PROBLEM TO WORK ON:
Each line that holds the word "marker" is to be identified and copied.
┌──
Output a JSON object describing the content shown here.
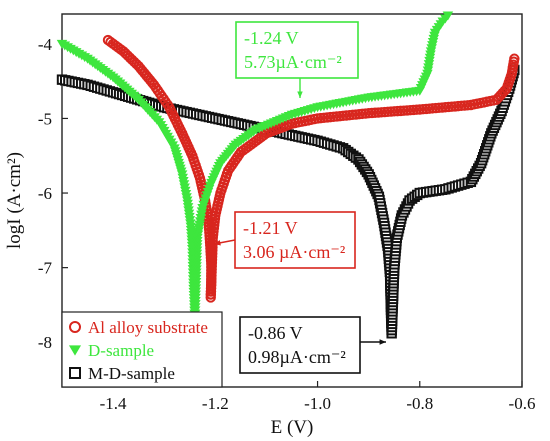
{
  "chart_data": {
    "type": "scatter",
    "xlabel": "E (V)",
    "ylabel": "logI (A·cm²)",
    "xlim": [
      -1.5,
      -0.6
    ],
    "ylim": [
      -8.6,
      -3.6
    ],
    "xticks": [
      -1.4,
      -1.2,
      -1.0,
      -0.8,
      -0.6
    ],
    "xtick_labels": [
      "-1.4",
      "-1.2",
      "-1.0",
      "-0.8",
      "-0.6"
    ],
    "yticks": [
      -8,
      -7,
      -6,
      -5,
      -4
    ],
    "ytick_labels": [
      "-8",
      "-7",
      "-6",
      "-5",
      "-4"
    ],
    "legend_position": "bottom-left",
    "series": [
      {
        "name": "Al alloy substrate",
        "marker": "circle",
        "color": "#d8261e",
        "points": [
          [
            -1.41,
            -3.95
          ],
          [
            -1.38,
            -4.1
          ],
          [
            -1.35,
            -4.3
          ],
          [
            -1.32,
            -4.55
          ],
          [
            -1.29,
            -4.85
          ],
          [
            -1.265,
            -5.2
          ],
          [
            -1.245,
            -5.5
          ],
          [
            -1.23,
            -5.8
          ],
          [
            -1.22,
            -6.1
          ],
          [
            -1.213,
            -6.4
          ],
          [
            -1.21,
            -6.7
          ],
          [
            -1.208,
            -6.95
          ],
          [
            -1.208,
            -7.2
          ],
          [
            -1.209,
            -7.4
          ],
          [
            -1.205,
            -6.6
          ],
          [
            -1.2,
            -6.3
          ],
          [
            -1.19,
            -6.0
          ],
          [
            -1.175,
            -5.7
          ],
          [
            -1.15,
            -5.45
          ],
          [
            -1.1,
            -5.2
          ],
          [
            -1.05,
            -5.07
          ],
          [
            -1.0,
            -5.0
          ],
          [
            -0.9,
            -4.93
          ],
          [
            -0.8,
            -4.88
          ],
          [
            -0.7,
            -4.82
          ],
          [
            -0.65,
            -4.75
          ],
          [
            -0.63,
            -4.6
          ],
          [
            -0.62,
            -4.4
          ],
          [
            -0.615,
            -4.2
          ]
        ]
      },
      {
        "name": "D-sample",
        "marker": "triangle",
        "color": "#3ee63e",
        "points": [
          [
            -1.5,
            -4.0
          ],
          [
            -1.45,
            -4.2
          ],
          [
            -1.4,
            -4.45
          ],
          [
            -1.35,
            -4.75
          ],
          [
            -1.31,
            -5.05
          ],
          [
            -1.28,
            -5.4
          ],
          [
            -1.265,
            -5.75
          ],
          [
            -1.255,
            -6.1
          ],
          [
            -1.248,
            -6.45
          ],
          [
            -1.245,
            -6.75
          ],
          [
            -1.243,
            -7.2
          ],
          [
            -1.24,
            -7.7
          ],
          [
            -1.235,
            -6.6
          ],
          [
            -1.225,
            -6.2
          ],
          [
            -1.21,
            -5.9
          ],
          [
            -1.19,
            -5.6
          ],
          [
            -1.16,
            -5.35
          ],
          [
            -1.12,
            -5.15
          ],
          [
            -1.05,
            -4.95
          ],
          [
            -1.0,
            -4.85
          ],
          [
            -0.9,
            -4.72
          ],
          [
            -0.8,
            -4.63
          ],
          [
            -0.785,
            -4.4
          ],
          [
            -0.778,
            -4.1
          ],
          [
            -0.77,
            -3.85
          ],
          [
            -0.755,
            -3.7
          ],
          [
            -0.745,
            -3.62
          ]
        ]
      },
      {
        "name": "M-D-sample",
        "marker": "square",
        "color": "#111111",
        "points": [
          [
            -1.5,
            -4.48
          ],
          [
            -1.45,
            -4.55
          ],
          [
            -1.4,
            -4.65
          ],
          [
            -1.3,
            -4.85
          ],
          [
            -1.2,
            -5.0
          ],
          [
            -1.1,
            -5.15
          ],
          [
            -1.0,
            -5.3
          ],
          [
            -0.95,
            -5.4
          ],
          [
            -0.92,
            -5.55
          ],
          [
            -0.9,
            -5.75
          ],
          [
            -0.88,
            -6.05
          ],
          [
            -0.87,
            -6.4
          ],
          [
            -0.862,
            -6.75
          ],
          [
            -0.858,
            -7.1
          ],
          [
            -0.857,
            -7.4
          ],
          [
            -0.856,
            -7.65
          ],
          [
            -0.855,
            -7.88
          ],
          [
            -0.85,
            -7.0
          ],
          [
            -0.845,
            -6.6
          ],
          [
            -0.835,
            -6.3
          ],
          [
            -0.82,
            -6.1
          ],
          [
            -0.8,
            -6.0
          ],
          [
            -0.75,
            -5.95
          ],
          [
            -0.7,
            -5.85
          ],
          [
            -0.68,
            -5.6
          ],
          [
            -0.66,
            -5.2
          ],
          [
            -0.64,
            -4.9
          ],
          [
            -0.625,
            -4.6
          ],
          [
            -0.615,
            -4.35
          ]
        ]
      }
    ],
    "annotations": [
      {
        "lines": [
          "-1.24 V",
          "5.73µA·cm⁻²"
        ],
        "color": "#3ee63e"
      },
      {
        "lines": [
          "-1.21 V",
          "3.06 µA·cm⁻²"
        ],
        "color": "#d8261e"
      },
      {
        "lines": [
          "-0.86 V",
          "0.98µA·cm⁻²"
        ],
        "color": "#111111"
      }
    ],
    "legend": [
      {
        "label": "Al alloy substrate",
        "color": "#d8261e",
        "marker": "circle"
      },
      {
        "label": "D-sample",
        "color": "#3ee63e",
        "marker": "triangle"
      },
      {
        "label": "M-D-sample",
        "color": "#111111",
        "marker": "square"
      }
    ]
  }
}
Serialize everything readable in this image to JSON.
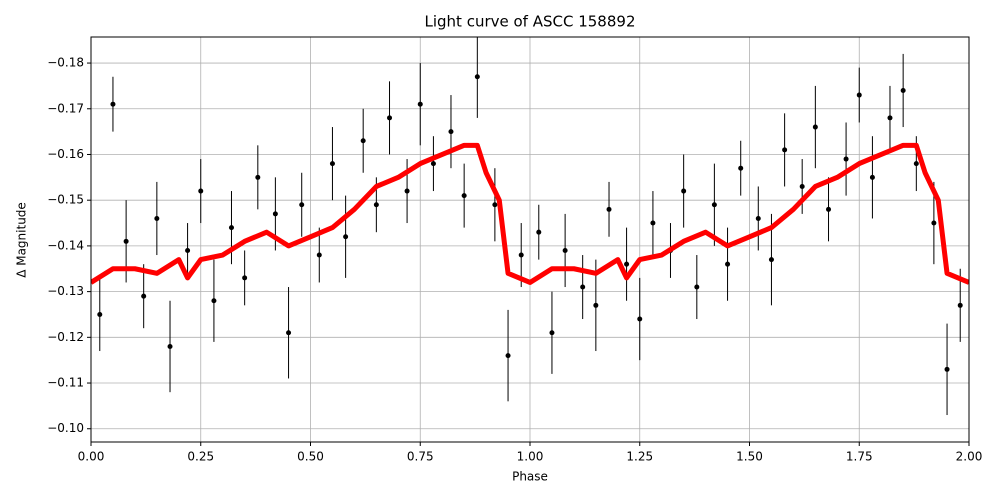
{
  "chart_data": {
    "type": "scatter",
    "title": "Light curve of ASCC 158892",
    "xlabel": "Phase",
    "ylabel": "Δ Magnitude",
    "xlim": [
      0,
      2
    ],
    "ylim": [
      -0.0971,
      -0.1857
    ],
    "xticks": [
      {
        "value": 0,
        "label": "0.00"
      },
      {
        "value": 0.25,
        "label": "0.25"
      },
      {
        "value": 0.5,
        "label": "0.50"
      },
      {
        "value": 0.75,
        "label": "0.75"
      },
      {
        "value": 1,
        "label": "1.00"
      },
      {
        "value": 1.25,
        "label": "1.25"
      },
      {
        "value": 1.5,
        "label": "1.50"
      },
      {
        "value": 1.75,
        "label": "1.75"
      },
      {
        "value": 2,
        "label": "2.00"
      }
    ],
    "yticks": [
      {
        "value": -0.18,
        "label": "−0.18"
      },
      {
        "value": -0.17,
        "label": "−0.17"
      },
      {
        "value": -0.16,
        "label": "−0.16"
      },
      {
        "value": -0.15,
        "label": "−0.15"
      },
      {
        "value": -0.14,
        "label": "−0.14"
      },
      {
        "value": -0.13,
        "label": "−0.13"
      },
      {
        "value": -0.12,
        "label": "−0.12"
      },
      {
        "value": -0.11,
        "label": "−0.11"
      },
      {
        "value": -0.1,
        "label": "−0.10"
      }
    ],
    "grid": true,
    "series": [
      {
        "kind": "errorbar",
        "color": "#000000",
        "x": [
          0.02,
          0.05,
          0.08,
          0.12,
          0.15,
          0.18,
          0.22,
          0.25,
          0.28,
          0.32,
          0.35,
          0.38,
          0.42,
          0.45,
          0.48,
          0.52,
          0.55,
          0.58,
          0.62,
          0.65,
          0.68,
          0.72,
          0.75,
          0.78,
          0.82,
          0.85,
          0.88,
          0.92,
          0.95,
          0.98,
          1.02,
          1.05,
          1.08,
          1.12,
          1.15,
          1.18,
          1.22,
          1.25,
          1.28,
          1.32,
          1.35,
          1.38,
          1.42,
          1.45,
          1.48,
          1.52,
          1.55,
          1.58,
          1.62,
          1.65,
          1.68,
          1.72,
          1.75,
          1.78,
          1.82,
          1.85,
          1.88,
          1.92,
          1.95,
          1.98
        ],
        "values": [
          -0.125,
          -0.171,
          -0.141,
          -0.129,
          -0.146,
          -0.118,
          -0.139,
          -0.152,
          -0.128,
          -0.144,
          -0.133,
          -0.155,
          -0.147,
          -0.121,
          -0.149,
          -0.138,
          -0.158,
          -0.142,
          -0.163,
          -0.149,
          -0.168,
          -0.152,
          -0.171,
          -0.158,
          -0.165,
          -0.151,
          -0.177,
          -0.149,
          -0.116,
          -0.138,
          -0.143,
          -0.121,
          -0.139,
          -0.131,
          -0.127,
          -0.148,
          -0.136,
          -0.124,
          -0.145,
          -0.139,
          -0.152,
          -0.131,
          -0.149,
          -0.136,
          -0.157,
          -0.146,
          -0.137,
          -0.161,
          -0.153,
          -0.166,
          -0.148,
          -0.159,
          -0.173,
          -0.155,
          -0.168,
          -0.174,
          -0.158,
          -0.145,
          -0.113,
          -0.127
        ],
        "errors": [
          0.008,
          0.006,
          0.009,
          0.007,
          0.008,
          0.01,
          0.006,
          0.007,
          0.009,
          0.008,
          0.006,
          0.007,
          0.008,
          0.01,
          0.007,
          0.006,
          0.008,
          0.009,
          0.007,
          0.006,
          0.008,
          0.007,
          0.009,
          0.006,
          0.008,
          0.007,
          0.009,
          0.008,
          0.01,
          0.007,
          0.006,
          0.009,
          0.008,
          0.007,
          0.01,
          0.006,
          0.008,
          0.009,
          0.007,
          0.006,
          0.008,
          0.007,
          0.009,
          0.008,
          0.006,
          0.007,
          0.01,
          0.008,
          0.006,
          0.009,
          0.007,
          0.008,
          0.006,
          0.009,
          0.007,
          0.008,
          0.006,
          0.009,
          0.01,
          0.008
        ]
      },
      {
        "kind": "line",
        "color": "#ff0000",
        "x": [
          0,
          0.05,
          0.1,
          0.15,
          0.2,
          0.22,
          0.25,
          0.3,
          0.35,
          0.4,
          0.45,
          0.5,
          0.55,
          0.6,
          0.65,
          0.7,
          0.75,
          0.8,
          0.85,
          0.88,
          0.9,
          0.93,
          0.95,
          1,
          1.05,
          1.1,
          1.15,
          1.2,
          1.22,
          1.25,
          1.3,
          1.35,
          1.4,
          1.45,
          1.5,
          1.55,
          1.6,
          1.65,
          1.7,
          1.75,
          1.8,
          1.85,
          1.88,
          1.9,
          1.93,
          1.95,
          2
        ],
        "values": [
          -0.132,
          -0.135,
          -0.135,
          -0.134,
          -0.137,
          -0.133,
          -0.137,
          -0.138,
          -0.141,
          -0.143,
          -0.14,
          -0.142,
          -0.144,
          -0.148,
          -0.153,
          -0.155,
          -0.158,
          -0.16,
          -0.162,
          -0.162,
          -0.156,
          -0.15,
          -0.134,
          -0.132,
          -0.135,
          -0.135,
          -0.134,
          -0.137,
          -0.133,
          -0.137,
          -0.138,
          -0.141,
          -0.143,
          -0.14,
          -0.142,
          -0.144,
          -0.148,
          -0.153,
          -0.155,
          -0.158,
          -0.16,
          -0.162,
          -0.162,
          -0.156,
          -0.15,
          -0.134,
          -0.132
        ]
      }
    ]
  }
}
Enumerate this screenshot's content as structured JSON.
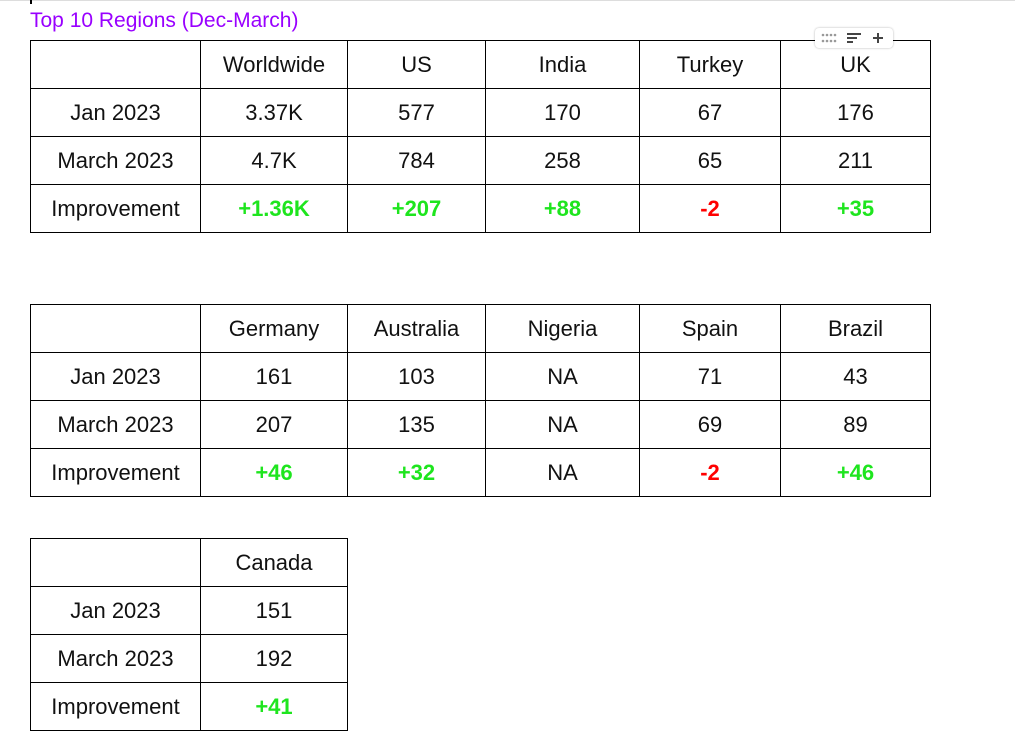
└──
TASK RESPONSE:
        "marker": "circle",
        "marker": "triangle",
        "marker": "square",
        "marker": "circle"
        "marker": "triangle"
        "marker": "square"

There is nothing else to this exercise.